REQUIREMENT: Retype the data that follows line by line, exactly, and leave its pictures out.

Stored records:
☆ ☆ ☆ ☆
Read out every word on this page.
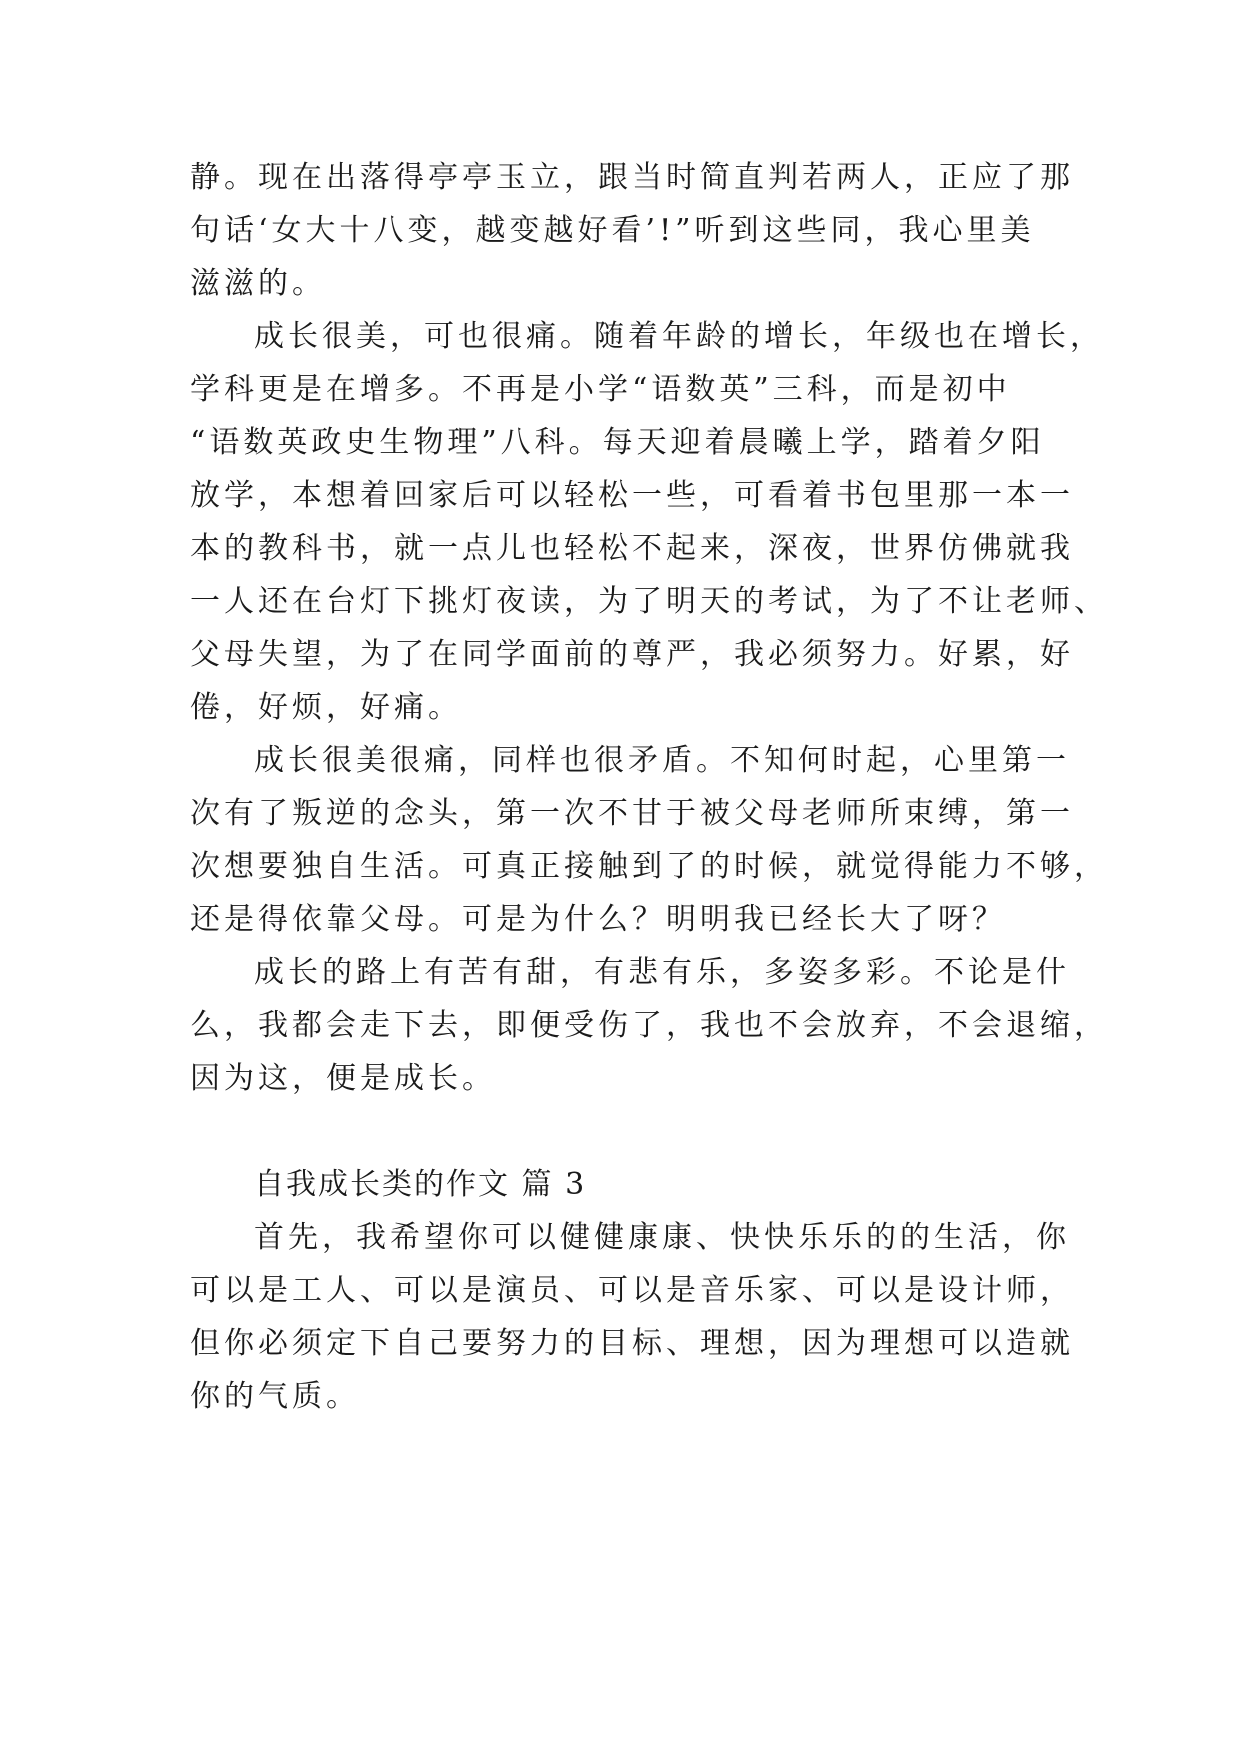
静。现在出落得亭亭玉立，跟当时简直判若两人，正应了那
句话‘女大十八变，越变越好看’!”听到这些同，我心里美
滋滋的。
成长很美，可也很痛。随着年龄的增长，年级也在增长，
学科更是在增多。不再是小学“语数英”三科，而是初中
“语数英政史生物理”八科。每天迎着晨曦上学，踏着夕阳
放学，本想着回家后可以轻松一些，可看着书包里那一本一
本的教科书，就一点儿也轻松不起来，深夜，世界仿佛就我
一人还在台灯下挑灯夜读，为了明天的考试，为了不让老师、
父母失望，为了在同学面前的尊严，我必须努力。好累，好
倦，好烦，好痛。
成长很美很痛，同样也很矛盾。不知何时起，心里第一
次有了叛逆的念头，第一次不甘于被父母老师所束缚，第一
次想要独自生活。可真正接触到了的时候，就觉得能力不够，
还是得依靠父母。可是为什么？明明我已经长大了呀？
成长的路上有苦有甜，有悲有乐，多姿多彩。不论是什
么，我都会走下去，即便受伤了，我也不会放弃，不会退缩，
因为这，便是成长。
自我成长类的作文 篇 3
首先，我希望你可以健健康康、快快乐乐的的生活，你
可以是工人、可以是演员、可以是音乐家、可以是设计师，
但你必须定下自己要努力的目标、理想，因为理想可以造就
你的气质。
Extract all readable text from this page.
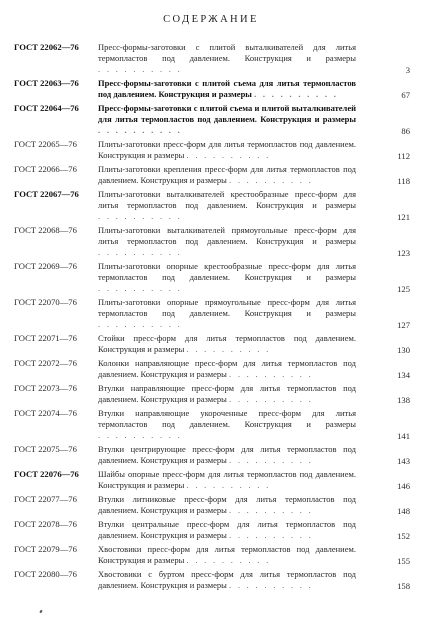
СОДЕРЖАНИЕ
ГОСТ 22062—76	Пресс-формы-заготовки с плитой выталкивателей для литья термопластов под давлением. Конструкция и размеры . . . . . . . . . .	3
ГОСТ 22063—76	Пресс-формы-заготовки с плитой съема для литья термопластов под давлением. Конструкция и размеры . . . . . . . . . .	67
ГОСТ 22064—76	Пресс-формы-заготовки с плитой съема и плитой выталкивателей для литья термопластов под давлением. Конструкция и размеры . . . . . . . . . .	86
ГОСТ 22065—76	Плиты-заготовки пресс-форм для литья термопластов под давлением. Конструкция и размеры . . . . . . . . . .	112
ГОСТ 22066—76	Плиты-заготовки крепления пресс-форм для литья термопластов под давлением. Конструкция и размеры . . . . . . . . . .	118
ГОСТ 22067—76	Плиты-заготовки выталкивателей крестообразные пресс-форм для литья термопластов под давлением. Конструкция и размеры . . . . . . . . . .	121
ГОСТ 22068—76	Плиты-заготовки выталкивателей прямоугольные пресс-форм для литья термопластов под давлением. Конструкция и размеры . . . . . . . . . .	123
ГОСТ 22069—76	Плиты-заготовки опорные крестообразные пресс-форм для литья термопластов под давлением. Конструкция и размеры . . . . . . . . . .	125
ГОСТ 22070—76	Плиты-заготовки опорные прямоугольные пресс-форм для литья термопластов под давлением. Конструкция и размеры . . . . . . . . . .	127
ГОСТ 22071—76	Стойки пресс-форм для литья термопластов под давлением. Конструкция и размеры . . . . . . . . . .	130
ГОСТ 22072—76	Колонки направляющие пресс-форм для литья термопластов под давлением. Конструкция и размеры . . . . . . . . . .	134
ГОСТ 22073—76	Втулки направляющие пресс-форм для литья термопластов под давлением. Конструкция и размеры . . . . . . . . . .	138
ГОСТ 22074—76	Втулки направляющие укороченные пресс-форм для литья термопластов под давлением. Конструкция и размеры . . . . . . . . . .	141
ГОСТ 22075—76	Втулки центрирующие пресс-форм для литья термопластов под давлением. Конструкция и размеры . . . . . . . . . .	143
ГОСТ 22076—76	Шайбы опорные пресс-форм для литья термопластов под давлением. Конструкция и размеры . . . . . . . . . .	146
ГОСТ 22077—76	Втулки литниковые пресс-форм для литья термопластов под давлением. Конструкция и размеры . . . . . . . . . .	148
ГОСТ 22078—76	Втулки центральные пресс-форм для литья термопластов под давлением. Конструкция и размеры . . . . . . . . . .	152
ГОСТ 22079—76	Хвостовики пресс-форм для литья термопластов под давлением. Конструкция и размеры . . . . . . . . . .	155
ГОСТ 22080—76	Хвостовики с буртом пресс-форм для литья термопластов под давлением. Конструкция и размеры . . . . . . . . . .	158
☆ ☆ ☆ ☆
COMPLETE ANSWER:
Read out every word on this page.
静。现在出落得亭亭玉立，跟当时简直判若两人，正应了那
句话‘女大十八变，越变越好看’!”听到这些同，我心里美
滋滋的。
成长很美，可也很痛。随着年龄的增长，年级也在增长，
学科更是在增多。不再是小学“语数英”三科，而是初中
“语数英政史生物理”八科。每天迎着晨曦上学，踏着夕阳
放学，本想着回家后可以轻松一些，可看着书包里那一本一
本的教科书，就一点儿也轻松不起来，深夜，世界仿佛就我
一人还在台灯下挑灯夜读，为了明天的考试，为了不让老师、
父母失望，为了在同学面前的尊严，我必须努力。好累，好
倦，好烦，好痛。
成长很美很痛，同样也很矛盾。不知何时起，心里第一
次有了叛逆的念头，第一次不甘于被父母老师所束缚，第一
次想要独自生活。可真正接触到了的时候，就觉得能力不够，
还是得依靠父母。可是为什么？明明我已经长大了呀？
成长的路上有苦有甜，有悲有乐，多姿多彩。不论是什
么，我都会走下去，即便受伤了，我也不会放弃，不会退缩，
因为这，便是成长。
自我成长类的作文 篇 3
首先，我希望你可以健健康康、快快乐乐的的生活，你
可以是工人、可以是演员、可以是音乐家、可以是设计师，
但你必须定下自己要努力的目标、理想，因为理想可以造就
你的气质。
Extract all readable text from this page.
СОДЕРЖАНИЕ
ГОСТ 22062—76	Пресс-формы-заготовки с плитой выталкивателей для литья термопластов под давлением. Конструкция и размеры . . . . . . . . . .	3
ГОСТ 22063—76	Пресс-формы-заготовки с плитой съема для литья термопластов под давлением. Конструкция и размеры . . . . . . . . . .	67
ГОСТ 22064—76	Пресс-формы-заготовки с плитой съема и плитой выталкивателей для литья термопластов под давлением. Конструкция и размеры . . . . . . . . . .	86
ГОСТ 22065—76	Плиты-заготовки пресс-форм для литья термопластов под давлением. Конструкция и размеры . . . . . . . . . .	112
ГОСТ 22066—76	Плиты-заготовки крепления пресс-форм для литья термопластов под давлением. Конструкция и размеры . . . . . . . . . .	118
ГОСТ 22067—76	Плиты-заготовки выталкивателей крестообразные пресс-форм для литья термопластов под давлением. Конструкция и размеры . . . . . . . . . .	121
ГОСТ 22068—76	Плиты-заготовки выталкивателей прямоугольные пресс-форм для литья термопластов под давлением. Конструкция и размеры . . . . . . . . . .	123
ГОСТ 22069—76	Плиты-заготовки опорные крестообразные пресс-форм для литья термопластов под давлением. Конструкция и размеры . . . . . . . . . .	125
ГОСТ 22070—76	Плиты-заготовки опорные прямоугольные пресс-форм для литья термопластов под давлением. Конструкция и размеры . . . . . . . . . .	127
ГОСТ 22071—76	Стойки пресс-форм для литья термопластов под давлением. Конструкция и размеры . . . . . . . . . .	130
ГОСТ 22072—76	Колонки направляющие пресс-форм для литья термопластов под давлением. Конструкция и размеры . . . . . . . . . .	134
ГОСТ 22073—76	Втулки направляющие пресс-форм для литья термопластов под давлением. Конструкция и размеры . . . . . . . . . .	138
ГОСТ 22074—76	Втулки направляющие укороченные пресс-форм для литья термопластов под давлением. Конструкция и размеры . . . . . . . . . .	141
ГОСТ 22075—76	Втулки центрирующие пресс-форм для литья термопластов под давлением. Конструкция и размеры . . . . . . . . . .	143
ГОСТ 22076—76	Шайбы опорные пресс-форм для литья термопластов под давлением. Конструкция и размеры . . . . . . . . . .	146
ГОСТ 22077—76	Втулки литниковые пресс-форм для литья термопластов под давлением. Конструкция и размеры . . . . . . . . . .	148
ГОСТ 22078—76	Втулки центральные пресс-форм для литья термопластов под давлением. Конструкция и размеры . . . . . . . . . .	152
ГОСТ 22079—76	Хвостовики пресс-форм для литья термопластов под давлением. Конструкция и размеры . . . . . . . . . .	155
ГОСТ 22080—76	Хвостовики с буртом пресс-форм для литья термопластов под давлением. Конструкция и размеры . . . . . . . . . .	158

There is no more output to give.